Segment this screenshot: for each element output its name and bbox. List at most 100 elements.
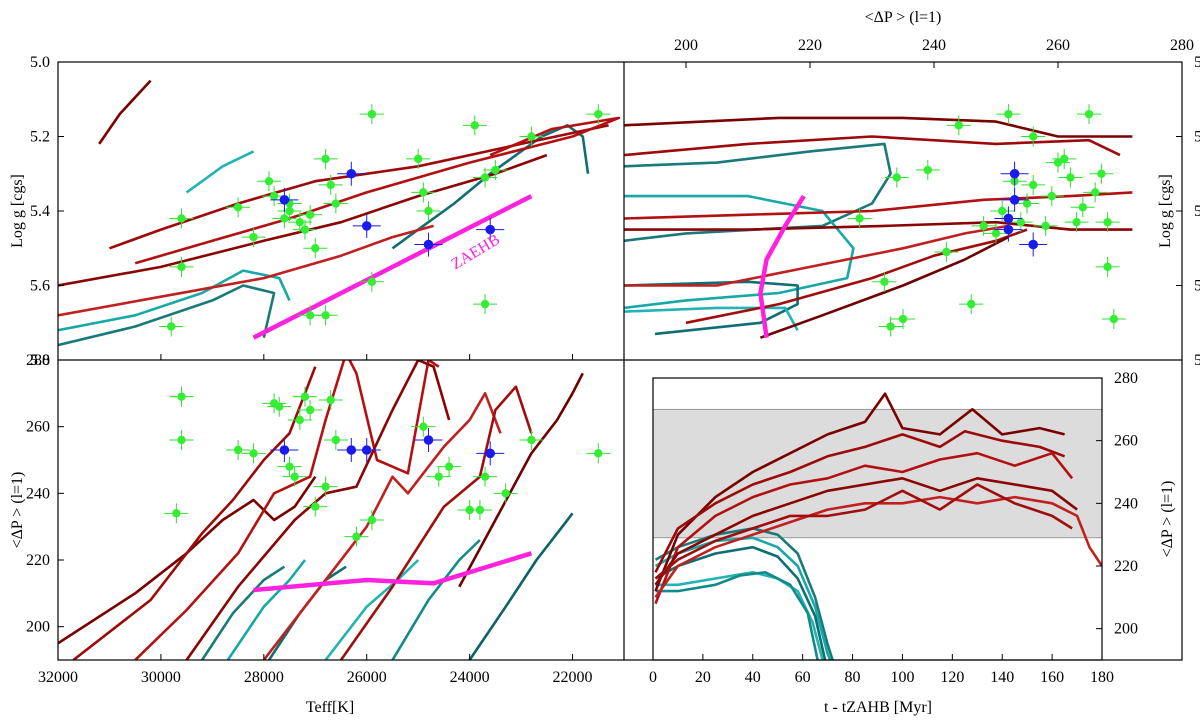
green-point-4 <box>249 449 258 458</box>
xtick-label: 120 <box>940 669 964 686</box>
xtick-label: 260 <box>1046 37 1070 54</box>
red-track-0 <box>654 392 1065 592</box>
green-point-8 <box>290 472 299 481</box>
blue-point-1 <box>346 168 357 179</box>
ytick-label: 200 <box>26 619 50 636</box>
panel-logg-vs-period-spacing <box>624 104 1133 339</box>
xtick-label: 200 <box>674 37 698 54</box>
ytick-label: 5.6 <box>1194 278 1200 295</box>
ytick-label: 240 <box>1114 495 1138 512</box>
green-point-25 <box>573 342 581 350</box>
green-point-8 <box>967 299 976 309</box>
green-point-2 <box>167 322 176 331</box>
teal-track-1 <box>654 536 832 660</box>
ytick-label: 5.4 <box>30 203 50 220</box>
panel-logg-vs-teff <box>58 79 621 347</box>
red-track-5 <box>654 483 1073 580</box>
red-track-2 <box>134 360 440 660</box>
red-track-1 <box>109 124 609 250</box>
green-point-16 <box>1029 180 1038 190</box>
green-point-12 <box>311 502 320 511</box>
green-point-26 <box>480 299 490 309</box>
time-panel-frame <box>652 377 1103 661</box>
teal-track-1 <box>624 194 855 310</box>
green-point-30 <box>1109 314 1119 324</box>
ytick-label: 220 <box>26 552 50 569</box>
green-point-18 <box>321 311 330 320</box>
ytick-label: 280 <box>26 352 50 369</box>
xtick-label: 60 <box>795 669 811 686</box>
green-point-1 <box>880 277 889 286</box>
green-point-18 <box>1041 221 1050 231</box>
green-point-9 <box>979 221 988 231</box>
green-point-5 <box>264 177 274 186</box>
green-point-11 <box>998 206 1007 216</box>
red-track-4 <box>262 392 502 660</box>
green-point-26 <box>1091 188 1100 197</box>
teal-track-0 <box>201 565 286 660</box>
green-point-10 <box>300 225 310 234</box>
ytick-label: 280 <box>1114 370 1138 387</box>
ytick-label: 5.8 <box>1194 352 1200 369</box>
ytick-label: 5.8 <box>30 352 50 369</box>
green-point-3 <box>233 203 243 212</box>
xtick-label: 240 <box>922 37 946 54</box>
green-point-28 <box>1103 217 1112 227</box>
red-track-0 <box>98 79 152 145</box>
teal-track-1 <box>226 559 307 660</box>
ylabel-period-spacing-right: <ΔP > (l=1) <box>1159 481 1176 558</box>
xlabel-time: t - tZAHB [Myr] <box>824 699 932 716</box>
green-point-12 <box>311 244 320 253</box>
green-point-23 <box>501 489 510 498</box>
teal-track-3 <box>324 559 420 660</box>
green-point-15 <box>352 532 361 541</box>
green-point-3 <box>892 173 901 182</box>
zaehb-line <box>758 194 806 339</box>
green-point-29 <box>424 206 433 216</box>
green-point-20 <box>1053 158 1063 167</box>
green-point-11 <box>305 405 315 415</box>
blue-point-2 <box>1009 168 1020 179</box>
green-point-7 <box>280 214 289 223</box>
green-point-12 <box>1004 109 1013 119</box>
green-point-19 <box>367 109 377 119</box>
panel-period-spacing-vs-time <box>653 392 1102 660</box>
red-track-6 <box>759 235 1009 339</box>
xtick-label: 22000 <box>553 669 593 686</box>
green-point-4 <box>249 232 258 242</box>
green-point-9 <box>295 217 305 227</box>
green-point-19 <box>444 462 454 471</box>
teal-track-3 <box>624 306 799 331</box>
blue-point-1 <box>1009 195 1020 205</box>
green-point-16 <box>285 206 294 216</box>
ytick-label: 260 <box>26 419 50 436</box>
green-point-29 <box>1103 262 1112 272</box>
blue-point-4 <box>485 224 496 235</box>
green-point-14 <box>1016 217 1025 227</box>
zaehb-annotation: ZAEHB <box>448 231 502 273</box>
panel-period-spacing-vs-teff <box>58 342 611 660</box>
green-point-7 <box>285 462 294 471</box>
green-point-27 <box>1097 169 1106 178</box>
green-point-1 <box>177 435 186 445</box>
green-point-21 <box>419 188 428 197</box>
green-point-16 <box>367 515 377 525</box>
red-track-1 <box>624 135 1121 157</box>
green-point-0 <box>177 392 186 401</box>
green-point-14 <box>326 180 335 190</box>
green-point-4 <box>898 314 908 324</box>
red-track-2 <box>134 116 621 265</box>
green-point-21 <box>1060 154 1069 164</box>
teal-track-0 <box>654 527 834 660</box>
green-point-26 <box>594 449 603 458</box>
ytick-label: 5.4 <box>1194 203 1200 220</box>
ytick-label: 5.2 <box>1194 129 1200 146</box>
green-point-7 <box>954 121 963 130</box>
zaehb-line <box>253 551 533 593</box>
blue-point-2 <box>361 445 372 455</box>
green-point-10 <box>300 392 310 401</box>
blue-point-2 <box>361 221 372 231</box>
red-track-6 <box>458 372 584 588</box>
green-point-22 <box>367 277 377 286</box>
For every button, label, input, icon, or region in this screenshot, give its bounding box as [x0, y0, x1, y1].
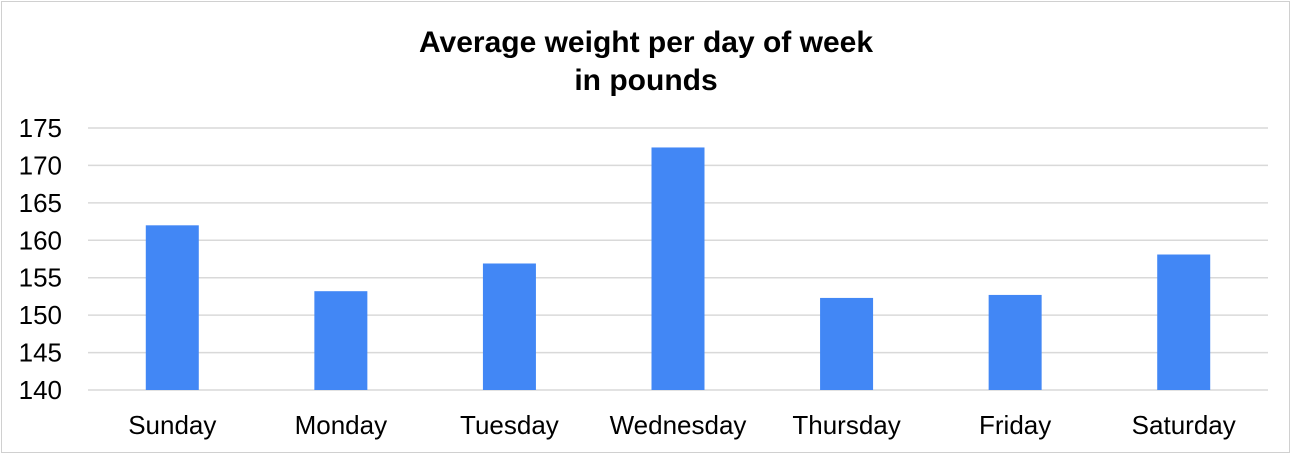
x-tick-label-tuesday: Tuesday: [460, 410, 559, 440]
bars: [145, 147, 1211, 390]
y-tick-label: 175: [19, 113, 62, 143]
y-tick-label: 155: [19, 263, 62, 293]
y-tick-label: 160: [19, 225, 62, 255]
bar-friday: [988, 294, 1042, 390]
x-tick-label-saturday: Saturday: [1132, 410, 1236, 440]
x-tick-label-monday: Monday: [295, 410, 388, 440]
bar-saturday: [1157, 254, 1211, 390]
y-tick-label: 145: [19, 338, 62, 368]
x-axis-ticks: Sunday Monday Tuesday Wednesday Thursday Frid…: [128, 410, 1236, 440]
x-tick-label-friday: Friday: [979, 410, 1051, 440]
x-tick-label-wednesday: Wednesday: [610, 410, 747, 440]
bar-thursday: [820, 297, 874, 390]
bar-tuesday: [482, 263, 536, 390]
chart-title-line-2: in pounds: [574, 64, 717, 97]
y-tick-label: 165: [19, 188, 62, 218]
bar-wednesday: [651, 147, 705, 390]
x-tick-label-sunday: Sunday: [128, 410, 216, 440]
x-tick-label-thursday: Thursday: [792, 410, 900, 440]
bar-monday: [314, 291, 368, 390]
y-tick-label: 150: [19, 300, 62, 330]
y-tick-label: 140: [19, 375, 62, 405]
bar-sunday: [145, 225, 199, 390]
chart-title-line-1: Average weight per day of week: [419, 26, 873, 59]
y-tick-label: 170: [19, 150, 62, 180]
y-axis-ticks: 175 170 165 160 155 150 145 140: [19, 113, 62, 405]
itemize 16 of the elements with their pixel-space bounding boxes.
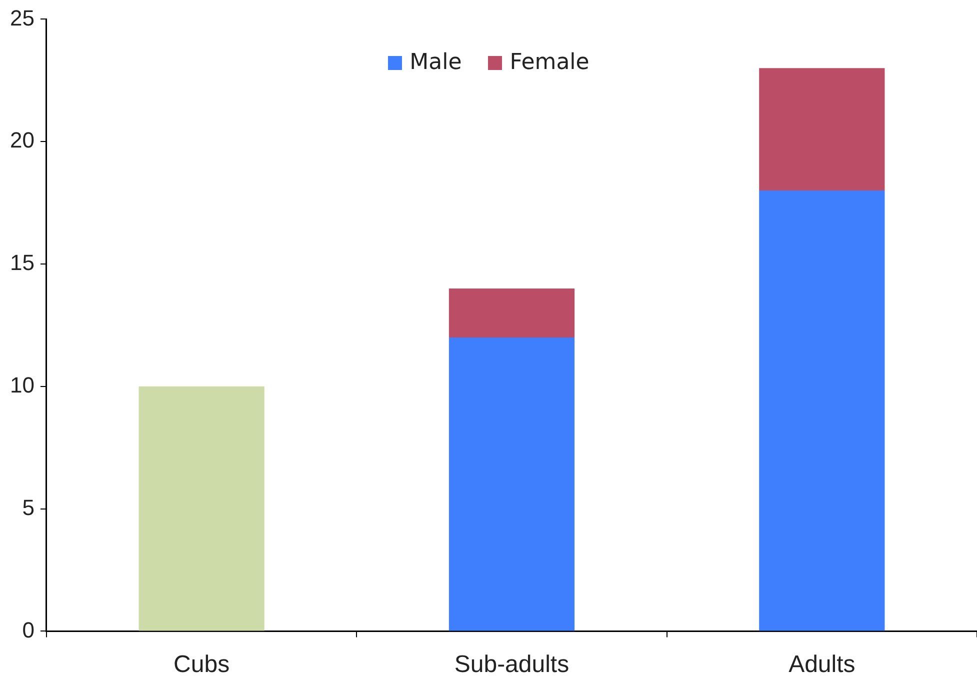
y-tick-label: 5 xyxy=(22,494,34,520)
bar xyxy=(759,190,885,631)
y-tick-label: 25 xyxy=(10,5,34,30)
bar xyxy=(138,386,264,631)
y-tick-label: 15 xyxy=(10,250,34,276)
legend-label: Female xyxy=(510,50,590,75)
legend-label: Male xyxy=(410,50,462,75)
y-tick-label: 10 xyxy=(10,372,34,398)
bar xyxy=(759,68,885,191)
x-tick-label: Sub-adults xyxy=(454,651,570,678)
bar xyxy=(448,288,575,338)
y-tick-label: 20 xyxy=(10,128,34,153)
x-tick-label: Adults xyxy=(788,651,856,678)
x-tick-label: Cubs xyxy=(174,651,230,678)
bar xyxy=(448,337,575,631)
y-tick-label: 0 xyxy=(22,617,34,642)
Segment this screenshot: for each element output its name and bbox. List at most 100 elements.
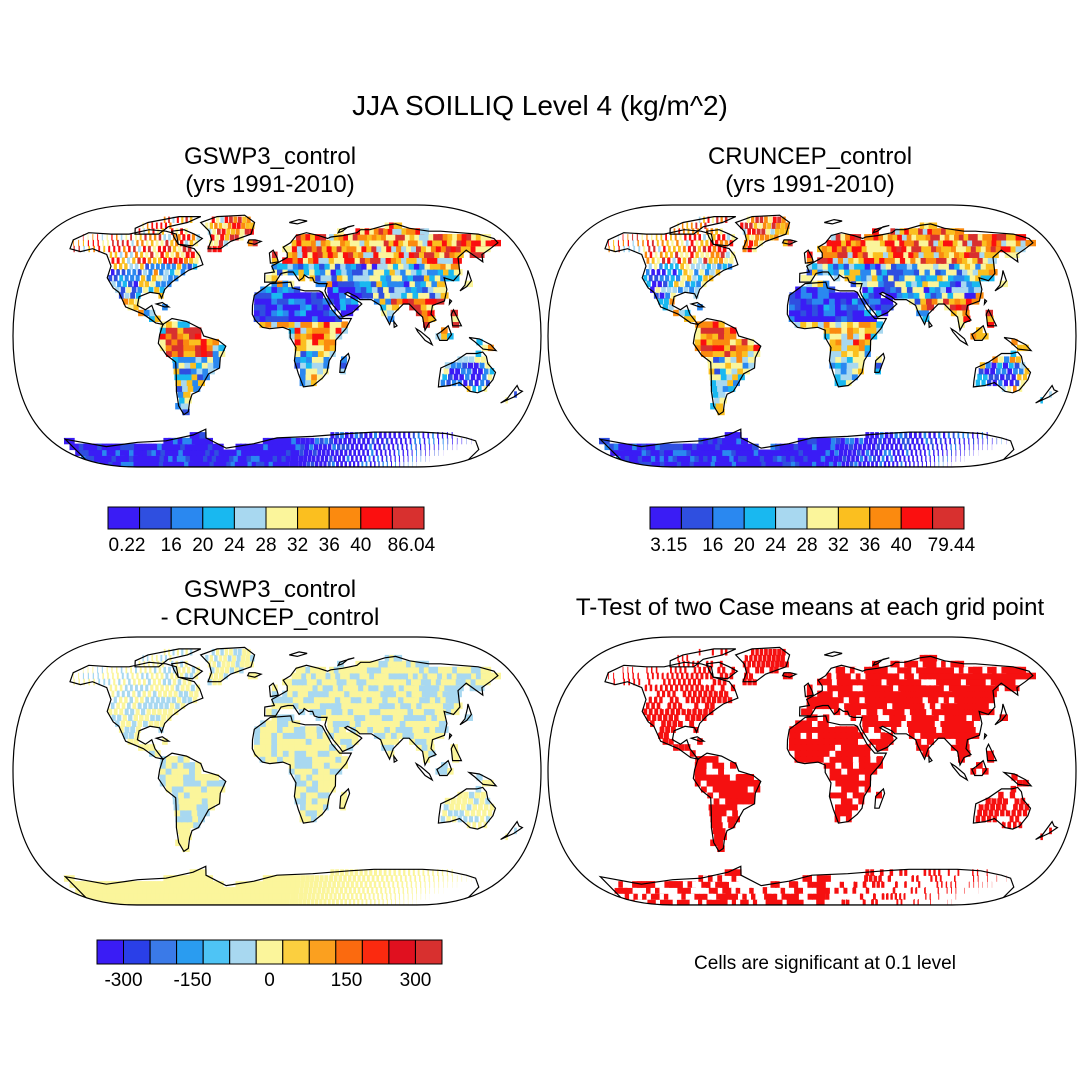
- grid-cell: [975, 379, 981, 387]
- grid-cell: [336, 708, 344, 716]
- grid-cell: [432, 672, 442, 680]
- grid-cell: [920, 298, 928, 305]
- grid-cell: [842, 251, 849, 258]
- grid-cell: [844, 881, 849, 888]
- grid-cell: [765, 899, 772, 905]
- grid-cell: [316, 893, 320, 900]
- grid-cell: [917, 461, 919, 467]
- grid-cell: [365, 714, 373, 721]
- grid-cell: [368, 893, 371, 900]
- grid-cell: [337, 714, 345, 721]
- grid-cell: [707, 455, 716, 462]
- grid-cell: [250, 654, 255, 662]
- grid-cell: [433, 443, 435, 451]
- grid-cell: [185, 803, 193, 811]
- grid-cell: [146, 239, 149, 247]
- grid-cell: [853, 779, 860, 787]
- grid-cell: [277, 292, 284, 299]
- grid-cell: [474, 791, 481, 799]
- grid-cell: [254, 887, 261, 894]
- grid-cell: [419, 696, 428, 704]
- grid-cell: [277, 881, 283, 888]
- grid-cell: [942, 455, 944, 462]
- grid-cell: [899, 239, 907, 247]
- grid-cell: [468, 797, 473, 805]
- grid-cell: [812, 304, 819, 311]
- grid-cell: [184, 797, 192, 805]
- grid-cell: [310, 292, 318, 299]
- grid-cell: [976, 869, 979, 876]
- grid-cell: [786, 899, 793, 905]
- grid-cell: [806, 304, 813, 311]
- grid-cell: [294, 449, 300, 456]
- grid-cell: [859, 263, 867, 270]
- grid-cell: [260, 292, 267, 299]
- grid-cell: [918, 286, 926, 293]
- grid-cell: [317, 791, 324, 799]
- grid-cell: [661, 239, 664, 247]
- grid-cell: [925, 875, 928, 882]
- grid-cell: [427, 286, 436, 293]
- grid-cell: [656, 257, 660, 264]
- grid-cell: [398, 696, 407, 704]
- grid-cell: [357, 666, 365, 674]
- grid-cell: [242, 455, 249, 462]
- grid-cell: [164, 887, 174, 894]
- grid-cell: [322, 732, 330, 739]
- grid-cell: [706, 333, 713, 340]
- grid-cell: [832, 251, 839, 258]
- grid-cell: [330, 672, 338, 680]
- grid-cell: [385, 257, 394, 264]
- grid-cell: [175, 269, 180, 276]
- grid-cell: [891, 245, 899, 253]
- coastline-madagascar: [874, 352, 886, 373]
- grid-cell: [124, 696, 128, 704]
- grid-cell: [751, 893, 758, 900]
- grid-cell: [298, 269, 305, 276]
- grid-cell: [958, 437, 961, 445]
- coastline-newguinea: [466, 771, 498, 787]
- grid-cell: [152, 245, 156, 253]
- grid-cell: [268, 899, 274, 905]
- grid-cell: [821, 449, 826, 456]
- grid-cell: [416, 245, 425, 253]
- grid-cell: [731, 461, 740, 467]
- grid-cell: [909, 461, 911, 467]
- grid-cell: [374, 869, 377, 876]
- grid-cell: [878, 280, 886, 288]
- grid-cell: [416, 887, 417, 894]
- grid-cell: [985, 309, 993, 317]
- grid-cell: [145, 696, 149, 704]
- grid-cell: [196, 666, 200, 674]
- grid-cell: [311, 245, 319, 253]
- grid-cell: [706, 779, 714, 787]
- grid-cell: [323, 338, 331, 346]
- grid-cell: [850, 274, 857, 282]
- grid-cell: [212, 660, 216, 668]
- grid-cell: [841, 779, 848, 787]
- grid-cell: [318, 881, 323, 888]
- grid-cell: [209, 239, 214, 247]
- grid-cell: [361, 726, 369, 733]
- grid-cell: [390, 666, 399, 674]
- grid-cell: [827, 263, 834, 270]
- grid-cell: [408, 672, 417, 680]
- grid-cell: [874, 292, 881, 299]
- grid-cell: [346, 893, 350, 900]
- grid-cell: [470, 373, 476, 381]
- grid-cell: [159, 893, 168, 900]
- grid-cell: [189, 333, 196, 340]
- grid-cell: [392, 263, 401, 270]
- grid-cell: [381, 893, 384, 900]
- grid-cell: [976, 239, 987, 247]
- grid-cell: [433, 875, 435, 882]
- grid-cell: [271, 714, 278, 721]
- grid-cell: [858, 881, 862, 888]
- grid-cell: [701, 785, 708, 793]
- grid-cell: [391, 461, 392, 467]
- grid-cell: [1018, 803, 1024, 811]
- grid-cell: [920, 274, 929, 282]
- grid-cell: [767, 887, 774, 894]
- grid-cell: [118, 245, 121, 253]
- grid-cell: [935, 234, 944, 241]
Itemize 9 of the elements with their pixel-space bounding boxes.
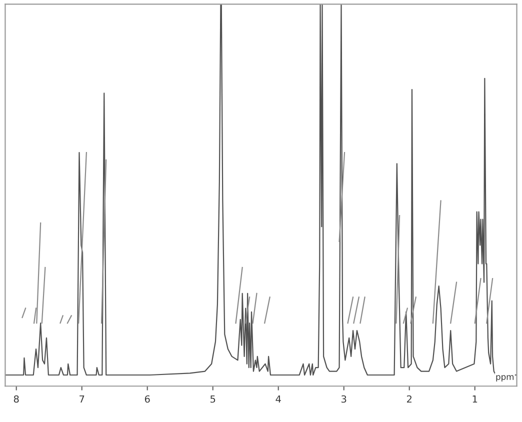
x-tick-label: 4 — [276, 395, 281, 403]
x-axis-title: ppm — [496, 375, 514, 382]
x-tick-label: 6 — [144, 395, 150, 403]
x-tick-label: 8 — [14, 395, 19, 403]
x-tick-label: 1 — [472, 395, 478, 403]
x-tick-label: 5 — [210, 395, 216, 403]
x-tick-label: 3 — [342, 395, 346, 403]
x-tick-label: 2 — [406, 395, 412, 403]
x-tick-label: 7 — [80, 395, 84, 403]
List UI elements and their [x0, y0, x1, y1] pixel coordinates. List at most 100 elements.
....
The problem:
Reproduce the part of the material that opens with the line containing "x-tick-label-tuesday: Tuesday: [460, 410, 559, 440]" and closes with the line containing "bar-sunday: [145, 225, 199, 390]", both of those lines included, with every character left unchanged.

Task solution:
x-tick-label-tuesday: Tuesday: [460, 410, 559, 440]
bars: [145, 147, 1211, 390]
y-tick-label: 175: [19, 113, 62, 143]
y-tick-label: 155: [19, 263, 62, 293]
y-tick-label: 160: [19, 225, 62, 255]
bar-friday: [988, 294, 1042, 390]
x-tick-label-saturday: Saturday: [1132, 410, 1236, 440]
x-tick-label-monday: Monday: [295, 410, 388, 440]
bar-saturday: [1157, 254, 1211, 390]
y-tick-label: 145: [19, 338, 62, 368]
x-axis-ticks: Sunday Monday Tuesday Wednesday Thursday Frid…: [128, 410, 1236, 440]
x-tick-label-friday: Friday: [979, 410, 1051, 440]
x-tick-label-wednesday: Wednesday: [610, 410, 747, 440]
bar-thursday: [820, 297, 874, 390]
bar-tuesday: [482, 263, 536, 390]
chart-title-line-2: in pounds: [574, 64, 717, 97]
y-tick-label: 165: [19, 188, 62, 218]
bar-wednesday: [651, 147, 705, 390]
x-tick-label-sunday: Sunday: [128, 410, 216, 440]
x-tick-label-thursday: Thursday: [792, 410, 900, 440]
bar-monday: [314, 291, 368, 390]
y-tick-label: 150: [19, 300, 62, 330]
y-tick-label: 140: [19, 375, 62, 405]
bar-sunday: [145, 225, 199, 390]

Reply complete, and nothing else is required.